↓

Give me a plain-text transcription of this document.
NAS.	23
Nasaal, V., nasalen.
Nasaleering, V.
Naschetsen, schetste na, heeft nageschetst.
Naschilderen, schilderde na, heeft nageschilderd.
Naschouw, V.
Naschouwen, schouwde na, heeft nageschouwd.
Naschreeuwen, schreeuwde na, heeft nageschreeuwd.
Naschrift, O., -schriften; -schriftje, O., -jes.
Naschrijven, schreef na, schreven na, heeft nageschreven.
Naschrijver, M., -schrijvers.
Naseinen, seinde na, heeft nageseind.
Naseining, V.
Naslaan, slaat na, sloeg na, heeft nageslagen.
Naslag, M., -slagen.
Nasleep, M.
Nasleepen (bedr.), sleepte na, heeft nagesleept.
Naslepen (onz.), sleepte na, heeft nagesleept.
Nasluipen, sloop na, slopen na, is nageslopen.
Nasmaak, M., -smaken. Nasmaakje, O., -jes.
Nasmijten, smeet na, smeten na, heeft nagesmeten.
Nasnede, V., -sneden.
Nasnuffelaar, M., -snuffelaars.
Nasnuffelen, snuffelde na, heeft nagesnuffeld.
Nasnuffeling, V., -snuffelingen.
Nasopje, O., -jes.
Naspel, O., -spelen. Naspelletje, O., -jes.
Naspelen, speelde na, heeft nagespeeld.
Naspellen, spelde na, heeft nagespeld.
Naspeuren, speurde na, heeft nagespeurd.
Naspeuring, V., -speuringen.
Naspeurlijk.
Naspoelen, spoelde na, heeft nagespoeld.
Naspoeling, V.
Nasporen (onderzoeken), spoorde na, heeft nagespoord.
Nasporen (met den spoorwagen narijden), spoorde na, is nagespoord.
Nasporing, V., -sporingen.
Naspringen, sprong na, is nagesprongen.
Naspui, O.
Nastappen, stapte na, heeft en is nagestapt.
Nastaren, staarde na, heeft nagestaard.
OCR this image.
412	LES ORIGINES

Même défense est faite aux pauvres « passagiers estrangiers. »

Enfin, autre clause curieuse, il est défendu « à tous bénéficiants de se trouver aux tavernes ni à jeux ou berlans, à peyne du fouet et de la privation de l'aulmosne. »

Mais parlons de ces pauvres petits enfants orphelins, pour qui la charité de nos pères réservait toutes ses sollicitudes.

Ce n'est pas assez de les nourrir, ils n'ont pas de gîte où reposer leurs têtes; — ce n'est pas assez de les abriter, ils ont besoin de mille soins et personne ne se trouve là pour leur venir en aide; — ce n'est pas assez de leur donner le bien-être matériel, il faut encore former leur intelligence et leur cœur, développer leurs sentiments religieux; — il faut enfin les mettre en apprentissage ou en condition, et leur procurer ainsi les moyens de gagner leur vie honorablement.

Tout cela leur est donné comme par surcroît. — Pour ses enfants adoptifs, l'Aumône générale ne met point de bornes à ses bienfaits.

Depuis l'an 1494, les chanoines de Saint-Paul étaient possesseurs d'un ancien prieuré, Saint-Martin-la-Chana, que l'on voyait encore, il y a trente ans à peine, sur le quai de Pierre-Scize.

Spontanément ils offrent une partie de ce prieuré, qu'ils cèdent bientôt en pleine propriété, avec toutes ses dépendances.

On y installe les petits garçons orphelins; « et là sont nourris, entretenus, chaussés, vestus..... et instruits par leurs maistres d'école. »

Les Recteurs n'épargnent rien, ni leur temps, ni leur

↑

◆ Problem statement
Take every line that includes the string "Nasporen" and copy it.

◆ Result for this task
Nasporen (onderzoeken), spoorde na, heeft nagespoord.
Nasporen (met den spoorwagen narijden), spoorde na, is nagespoord.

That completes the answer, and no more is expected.